**TO DO**
Pictures do not belong in the copy; transcribe everything else in the records exactly.

-- Start of STORED RECORDS --

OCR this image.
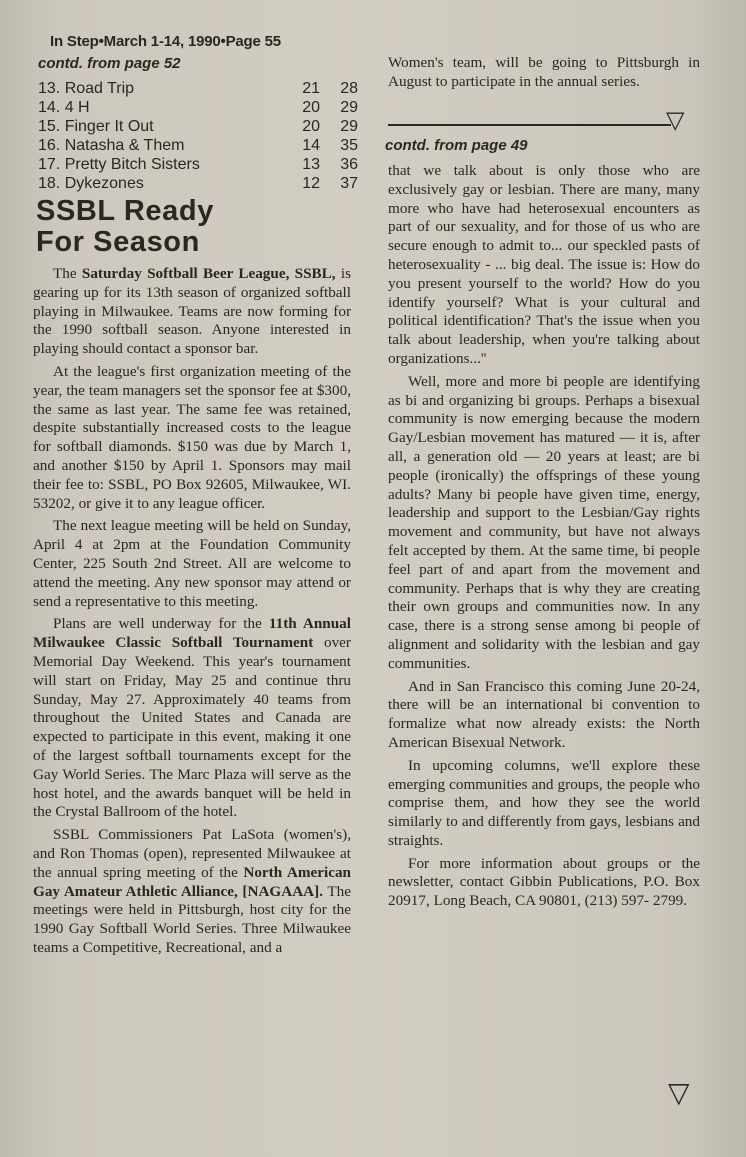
In Step•March 1-14, 1990•Page 55
contd. from page 52
13. Road Trip	21	28
14. 4 H	20	29
15. Finger It Out	20	29
16. Natasha & Them	14	35
17. Pretty Bitch Sisters	13	36
18. Dykezones	12	37
SSBL Ready
For Season

The Saturday Softball Beer League, SSBL, is gearing up for its 13th season of organized softball playing in Milwaukee. Teams are now forming for the 1990 softball season. Anyone interested in playing should contact a sponsor bar.

At the league's first organization meeting of the year, the team managers set the sponsor fee at $300, the same as last year. The same fee was retained, despite substantially increased costs to the league for softball diamonds. $150 was due by March 1, and another $150 by April 1. Sponsors may mail their fee to: SSBL, PO Box 92605, Milwaukee, WI. 53202, or give it to any league officer.

The next league meeting will be held on Sunday, April 4 at 2pm at the Foundation Community Center, 225 South 2nd Street. All are welcome to attend the meeting. Any new sponsor may attend or send a representative to this meeting.

Plans are well underway for the 11th Annual Milwaukee Classic Softball Tournament over Memorial Day Weekend. This year's tournament will start on Friday, May 25 and continue thru Sunday, May 27. Approximately 40 teams from throughout the United States and Canada are expected to participate in this event, making it one of the largest softball tournaments except for the Gay World Series. The Marc Plaza will serve as the host hotel, and the awards banquet will be held in the Crystal Ballroom of the hotel.

SSBL Commissioners Pat LaSota (women's), and Ron Thomas (open), represented Milwaukee at the annual spring meeting of the North American Gay Amateur Athletic Alliance, [NAGAAA]. The meetings were held in Pittsburgh, host city for the 1990 Gay Softball World Series. Three Milwaukee teams a Competitive, Recreational, and a

Women's team, will be going to Pittsburgh in August to participate in the annual series.

▽
contd. from page 49

that we talk about is only those who are exclusively gay or lesbian. There are many, many more who have had heterosexual encounters as part of our sexuality, and for those of us who are secure enough to admit to... our speckled pasts of heterosexuality - ... big deal. The issue is: How do you present yourself to the world? How do you identify yourself? What is your cultural and political identification? That's the issue when you talk about leadership, when you're talking about organizations...''

Well, more and more bi people are identifying as bi and organizing bi groups. Perhaps a bisexual community is now emerging because the modern Gay/Lesbian movement has matured — it is, after all, a generation old — 20 years at least; are bi people (ironically) the offsprings of these young adults? Many bi people have given time, energy, leadership and support to the Lesbian/Gay rights movement and community, but have not always felt accepted by them. At the same time, bi people feel part of and apart from the movement and community. Perhaps that is why they are creating their own groups and communities now. In any case, there is a strong sense among bi people of alignment and solidarity with the lesbian and gay communities.

And in San Francisco this coming June 20-24, there will be an international bi convention to formalize what now already exists: the North American Bisexual Network.

In upcoming columns, we'll explore these emerging communities and groups, the people who comprise them, and how they see the world similarly to and differently from gays, lesbians and straights.

For more information about groups or the newsletter, contact Gibbin Publications, P.O. Box 20917, Long Beach, CA 90801, (213) 597- 2799.

▽
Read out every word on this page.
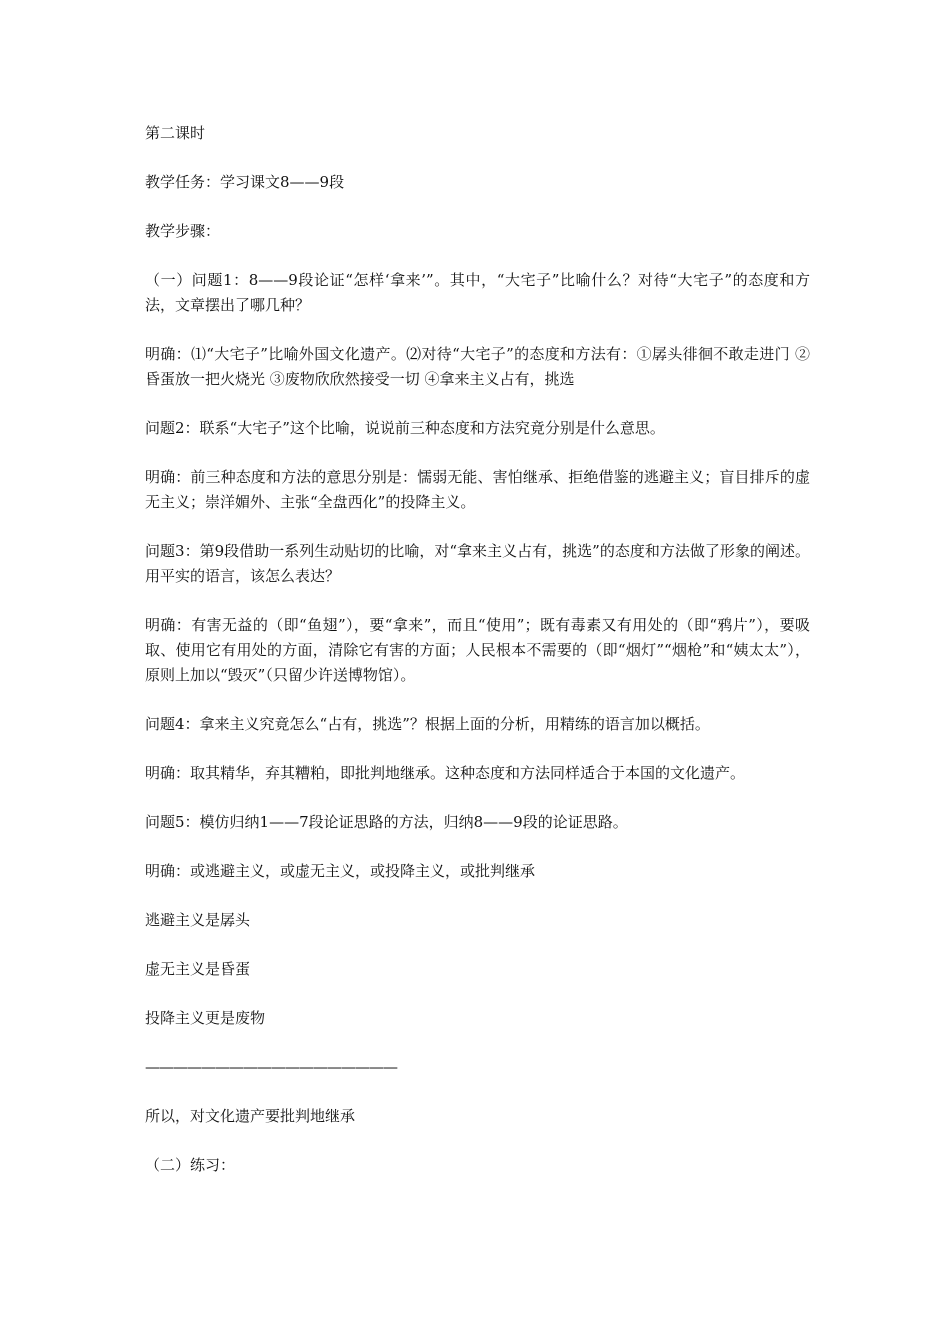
第二课时

教学任务：学习课文8——9段

教学步骤：

（一）问题1：8——9段论证“怎样‘拿来’”。其中，“大宅子”比喻什么？对待“大宅子”的态度和方法，文章摆出了哪几种？

明确：⑴“大宅子”比喻外国文化遗产。⑵对待“大宅子”的态度和方法有：①孱头徘徊不敢走进门 ②昏蛋放一把火烧光 ③废物欣欣然接受一切 ④拿来主义占有，挑选

问题2：联系“大宅子”这个比喻，说说前三种态度和方法究竟分别是什么意思。

明确：前三种态度和方法的意思分别是：懦弱无能、害怕继承、拒绝借鉴的逃避主义；盲目排斥的虚无主义；崇洋媚外、主张“全盘西化”的投降主义。

问题3：第9段借助一系列生动贴切的比喻，对“拿来主义占有，挑选”的态度和方法做了形象的阐述。用平实的语言，该怎么表达？

明确：有害无益的（即“鱼翅”），要“拿来”，而且“使用”；既有毒素又有用处的（即“鸦片”），要吸取、使用它有用处的方面，清除它有害的方面；人民根本不需要的（即“烟灯”“烟枪”和“姨太太”），原则上加以“毁灭”（只留少许送博物馆）。

问题4：拿来主义究竟怎么“占有，挑选”？根据上面的分析，用精练的语言加以概括。

明确：取其精华，弃其糟粕，即批判地继承。这种态度和方法同样适合于本国的文化遗产。

问题5：模仿归纳1——7段论证思路的方法，归纳8——9段的论证思路。

明确：或逃避主义，或虚无主义，或投降主义，或批判继承

逃避主义是孱头

虚无主义是昏蛋

投降主义更是废物

——————————————————

所以，对文化遗产要批判地继承

（二）练习：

-- End of STORED RECORDS --

**EXERCISE OUTPUT**
OCR this image.
In Step•March 1-14, 1990•Page 55
contd. from page 52
13. Road Trip	21	28
14. 4 H	20	29
15. Finger It Out	20	29
16. Natasha & Them	14	35
17. Pretty Bitch Sisters	13	36
18. Dykezones	12	37
SSBL Ready
For Season

The Saturday Softball Beer League, SSBL, is gearing up for its 13th season of organized softball playing in Milwaukee. Teams are now forming for the 1990 softball season. Anyone interested in playing should contact a sponsor bar.

At the league's first organization meeting of the year, the team managers set the sponsor fee at $300, the same as last year. The same fee was retained, despite substantially increased costs to the league for softball diamonds. $150 was due by March 1, and another $150 by April 1. Sponsors may mail their fee to: SSBL, PO Box 92605, Milwaukee, WI. 53202, or give it to any league officer.

The next league meeting will be held on Sunday, April 4 at 2pm at the Foundation Community Center, 225 South 2nd Street. All are welcome to attend the meeting. Any new sponsor may attend or send a representative to this meeting.

Plans are well underway for the 11th Annual Milwaukee Classic Softball Tournament over Memorial Day Weekend. This year's tournament will start on Friday, May 25 and continue thru Sunday, May 27. Approximately 40 teams from throughout the United States and Canada are expected to participate in this event, making it one of the largest softball tournaments except for the Gay World Series. The Marc Plaza will serve as the host hotel, and the awards banquet will be held in the Crystal Ballroom of the hotel.

SSBL Commissioners Pat LaSota (women's), and Ron Thomas (open), represented Milwaukee at the annual spring meeting of the North American Gay Amateur Athletic Alliance, [NAGAAA]. The meetings were held in Pittsburgh, host city for the 1990 Gay Softball World Series. Three Milwaukee teams a Competitive, Recreational, and a

Women's team, will be going to Pittsburgh in August to participate in the annual series.

▽
contd. from page 49

that we talk about is only those who are exclusively gay or lesbian. There are many, many more who have had heterosexual encounters as part of our sexuality, and for those of us who are secure enough to admit to... our speckled pasts of heterosexuality - ... big deal. The issue is: How do you present yourself to the world? How do you identify yourself? What is your cultural and political identification? That's the issue when you talk about leadership, when you're talking about organizations...''

Well, more and more bi people are identifying as bi and organizing bi groups. Perhaps a bisexual community is now emerging because the modern Gay/Lesbian movement has matured — it is, after all, a generation old — 20 years at least; are bi people (ironically) the offsprings of these young adults? Many bi people have given time, energy, leadership and support to the Lesbian/Gay rights movement and community, but have not always felt accepted by them. At the same time, bi people feel part of and apart from the movement and community. Perhaps that is why they are creating their own groups and communities now. In any case, there is a strong sense among bi people of alignment and solidarity with the lesbian and gay communities.

And in San Francisco this coming June 20-24, there will be an international bi convention to formalize what now already exists: the North American Bisexual Network.

In upcoming columns, we'll explore these emerging communities and groups, the people who comprise them, and how they see the world similarly to and differently from gays, lesbians and straights.

For more information about groups or the newsletter, contact Gibbin Publications, P.O. Box 20917, Long Beach, CA 90801, (213) 597- 2799.

▽
Read out every word on this page.
第二课时

教学任务：学习课文8——9段

教学步骤：

（一）问题1：8——9段论证“怎样‘拿来’”。其中，“大宅子”比喻什么？对待“大宅子”的态度和方法，文章摆出了哪几种？

明确：⑴“大宅子”比喻外国文化遗产。⑵对待“大宅子”的态度和方法有：①孱头徘徊不敢走进门 ②昏蛋放一把火烧光 ③废物欣欣然接受一切 ④拿来主义占有，挑选

问题2：联系“大宅子”这个比喻，说说前三种态度和方法究竟分别是什么意思。

明确：前三种态度和方法的意思分别是：懦弱无能、害怕继承、拒绝借鉴的逃避主义；盲目排斥的虚无主义；崇洋媚外、主张“全盘西化”的投降主义。

问题3：第9段借助一系列生动贴切的比喻，对“拿来主义占有，挑选”的态度和方法做了形象的阐述。用平实的语言，该怎么表达？

明确：有害无益的（即“鱼翅”），要“拿来”，而且“使用”；既有毒素又有用处的（即“鸦片”），要吸取、使用它有用处的方面，清除它有害的方面；人民根本不需要的（即“烟灯”“烟枪”和“姨太太”），原则上加以“毁灭”（只留少许送博物馆）。

问题4：拿来主义究竟怎么“占有，挑选”？根据上面的分析，用精练的语言加以概括。

明确：取其精华，弃其糟粕，即批判地继承。这种态度和方法同样适合于本国的文化遗产。

问题5：模仿归纳1——7段论证思路的方法，归纳8——9段的论证思路。

明确：或逃避主义，或虚无主义，或投降主义，或批判继承

逃避主义是孱头

虚无主义是昏蛋

投降主义更是废物

——————————————————

所以，对文化遗产要批判地继承

（二）练习：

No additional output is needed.